Exercise task:
From the line containing "What data was" through the last line of the entries, output the text exactly. Pictures stay out.

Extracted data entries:
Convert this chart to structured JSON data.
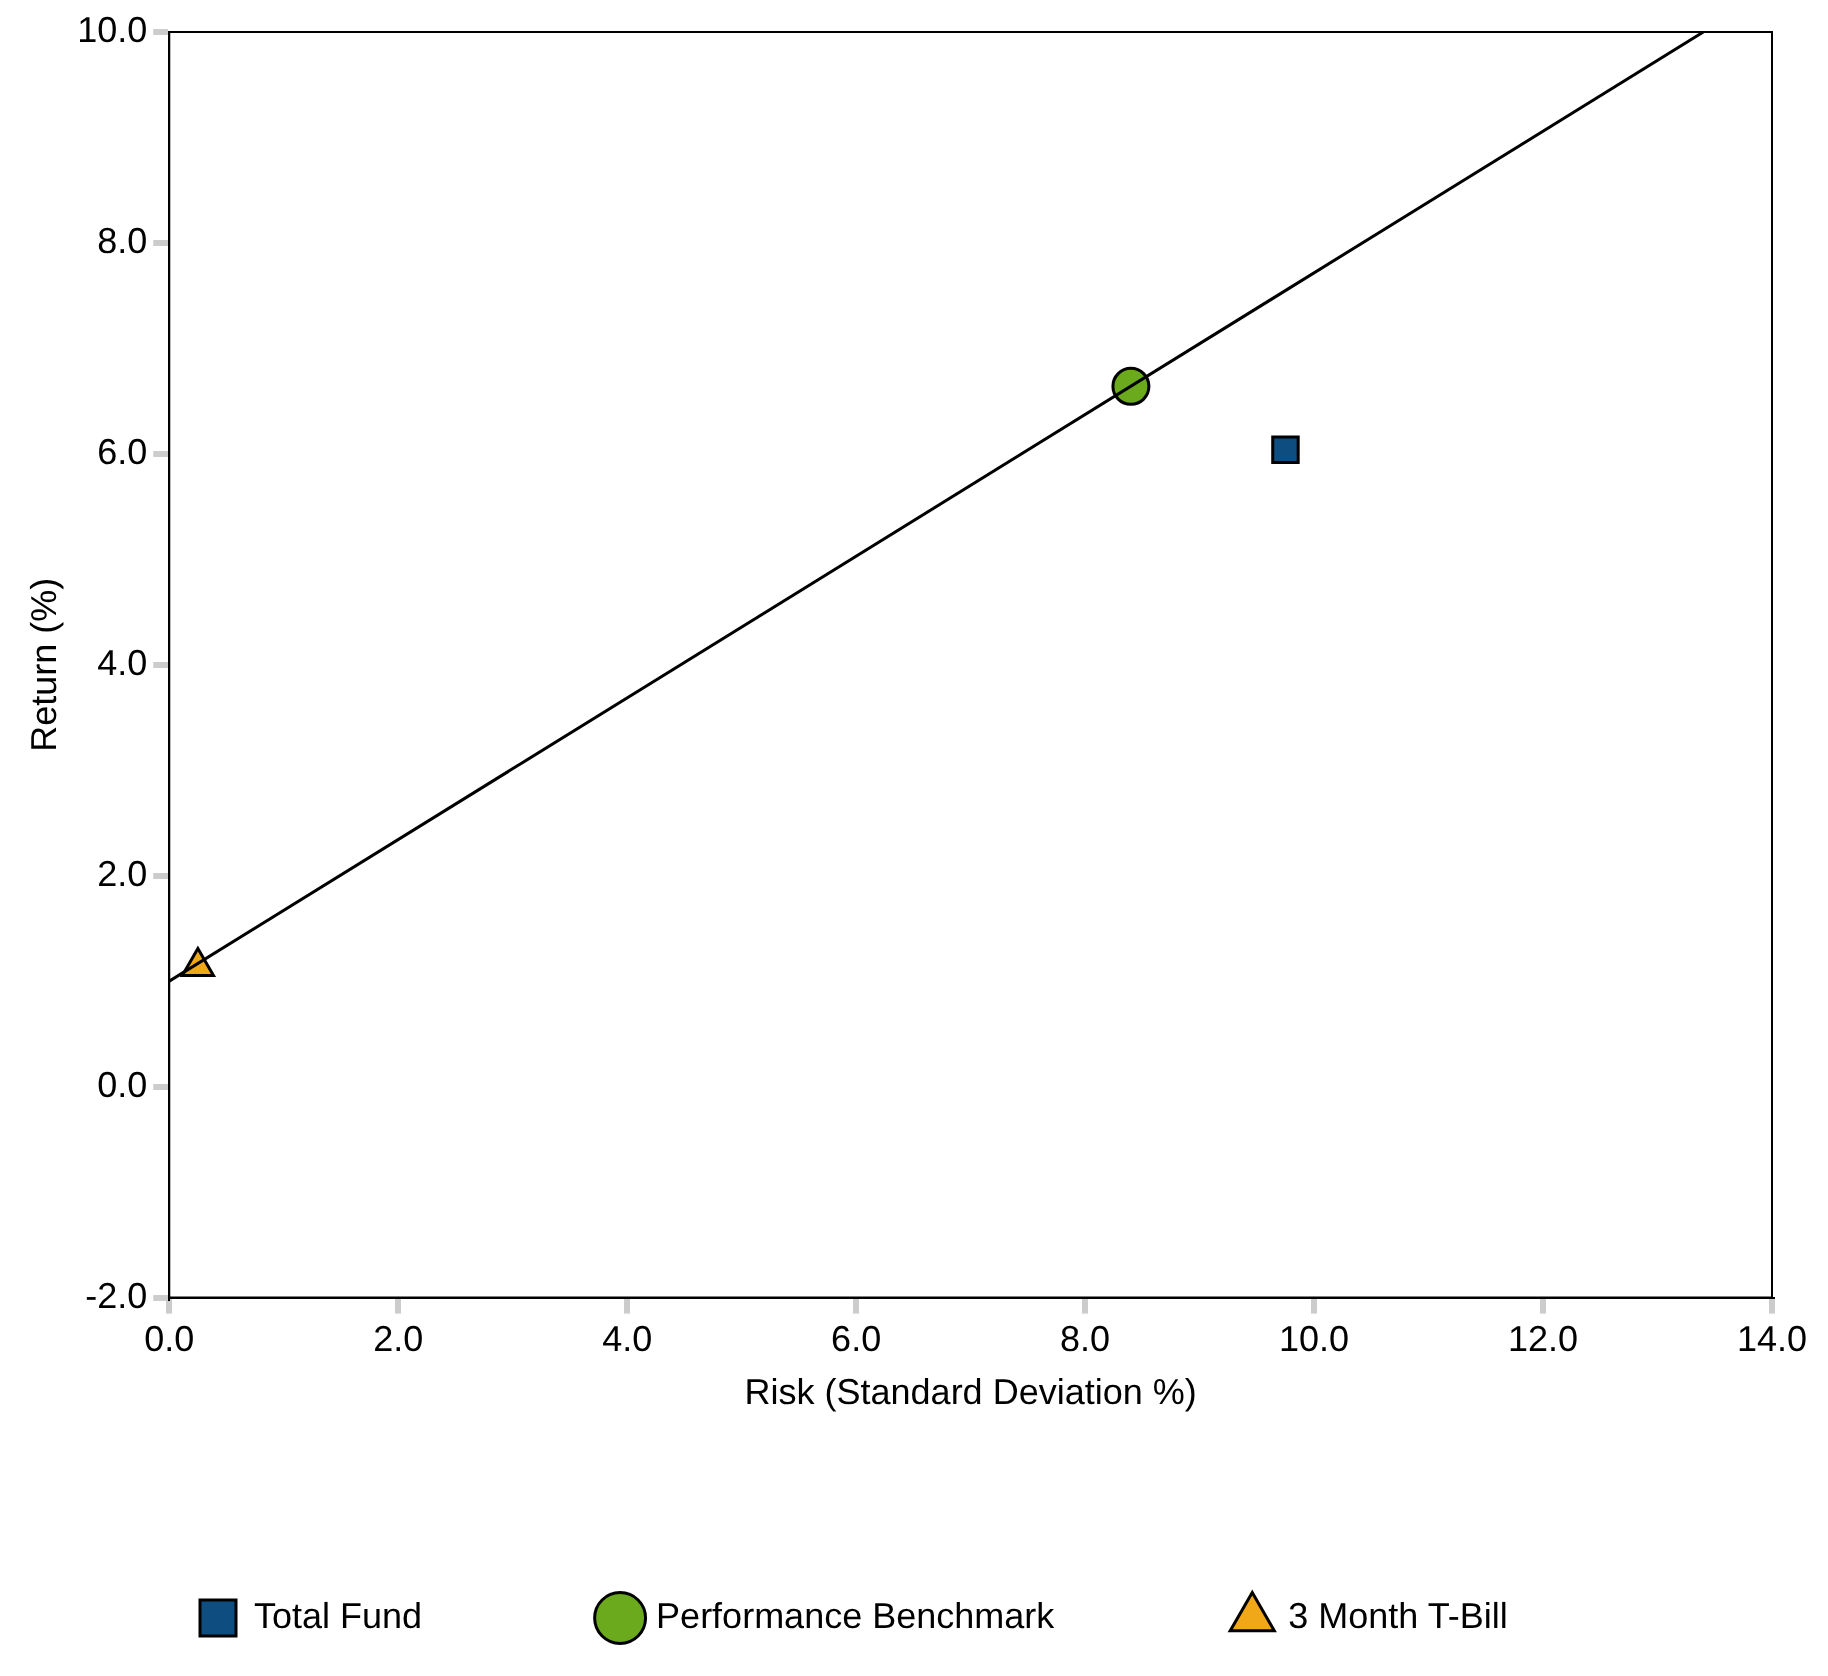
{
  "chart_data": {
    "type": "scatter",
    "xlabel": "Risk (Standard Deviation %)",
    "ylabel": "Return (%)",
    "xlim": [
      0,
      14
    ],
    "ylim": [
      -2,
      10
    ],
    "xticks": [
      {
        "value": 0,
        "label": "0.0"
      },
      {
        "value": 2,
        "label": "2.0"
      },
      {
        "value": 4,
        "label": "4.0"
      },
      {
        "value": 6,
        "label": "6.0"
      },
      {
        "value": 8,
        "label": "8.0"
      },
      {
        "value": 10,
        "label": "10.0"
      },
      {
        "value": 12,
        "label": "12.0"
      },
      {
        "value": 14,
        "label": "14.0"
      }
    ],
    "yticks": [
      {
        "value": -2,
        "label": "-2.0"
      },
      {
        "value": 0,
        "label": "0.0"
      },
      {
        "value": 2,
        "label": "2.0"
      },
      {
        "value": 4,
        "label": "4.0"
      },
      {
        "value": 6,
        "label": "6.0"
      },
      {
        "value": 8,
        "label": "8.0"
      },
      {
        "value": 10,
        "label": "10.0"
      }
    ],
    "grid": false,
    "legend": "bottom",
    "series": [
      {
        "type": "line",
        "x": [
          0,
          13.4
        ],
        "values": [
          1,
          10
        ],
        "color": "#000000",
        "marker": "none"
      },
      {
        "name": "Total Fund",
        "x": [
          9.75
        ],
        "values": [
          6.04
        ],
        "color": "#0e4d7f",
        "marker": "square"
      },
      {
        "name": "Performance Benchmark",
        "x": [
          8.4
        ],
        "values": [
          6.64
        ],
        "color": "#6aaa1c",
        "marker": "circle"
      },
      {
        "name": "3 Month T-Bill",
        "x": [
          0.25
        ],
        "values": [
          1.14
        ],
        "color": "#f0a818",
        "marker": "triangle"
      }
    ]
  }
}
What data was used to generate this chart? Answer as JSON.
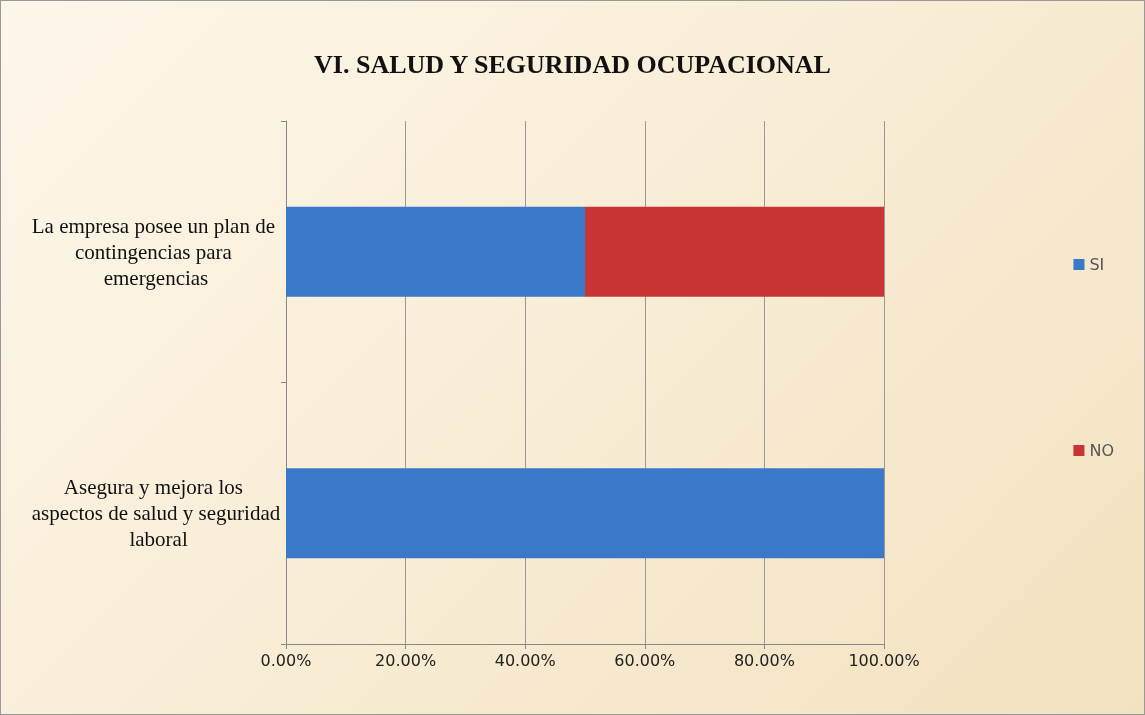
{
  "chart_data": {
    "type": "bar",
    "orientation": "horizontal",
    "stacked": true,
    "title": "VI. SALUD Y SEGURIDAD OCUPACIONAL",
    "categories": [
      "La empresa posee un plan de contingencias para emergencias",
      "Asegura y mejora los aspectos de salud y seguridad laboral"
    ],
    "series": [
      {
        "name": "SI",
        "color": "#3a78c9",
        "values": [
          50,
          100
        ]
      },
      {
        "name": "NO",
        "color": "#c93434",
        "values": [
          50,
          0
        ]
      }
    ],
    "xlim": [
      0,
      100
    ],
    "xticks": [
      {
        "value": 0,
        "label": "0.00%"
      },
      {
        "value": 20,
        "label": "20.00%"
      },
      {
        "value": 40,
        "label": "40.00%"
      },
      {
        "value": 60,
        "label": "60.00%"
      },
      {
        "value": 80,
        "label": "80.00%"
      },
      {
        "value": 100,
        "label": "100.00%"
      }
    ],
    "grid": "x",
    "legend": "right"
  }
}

Answer to the exercise:
What data was used to generate this chart? Answer as JSON.
{
  "chart_data": {
    "type": "bar",
    "orientation": "horizontal",
    "stacked": true,
    "title": "VI. SALUD Y SEGURIDAD OCUPACIONAL",
    "categories": [
      "La empresa posee un plan de contingencias para emergencias",
      "Asegura y mejora los aspectos de salud y seguridad laboral"
    ],
    "series": [
      {
        "name": "SI",
        "color": "#3a78c9",
        "values": [
          50,
          100
        ]
      },
      {
        "name": "NO",
        "color": "#c93434",
        "values": [
          50,
          0
        ]
      }
    ],
    "xlim": [
      0,
      100
    ],
    "xticks": [
      {
        "value": 0,
        "label": "0.00%"
      },
      {
        "value": 20,
        "label": "20.00%"
      },
      {
        "value": 40,
        "label": "40.00%"
      },
      {
        "value": 60,
        "label": "60.00%"
      },
      {
        "value": 80,
        "label": "80.00%"
      },
      {
        "value": 100,
        "label": "100.00%"
      }
    ],
    "grid": "x",
    "legend": "right"
  }
}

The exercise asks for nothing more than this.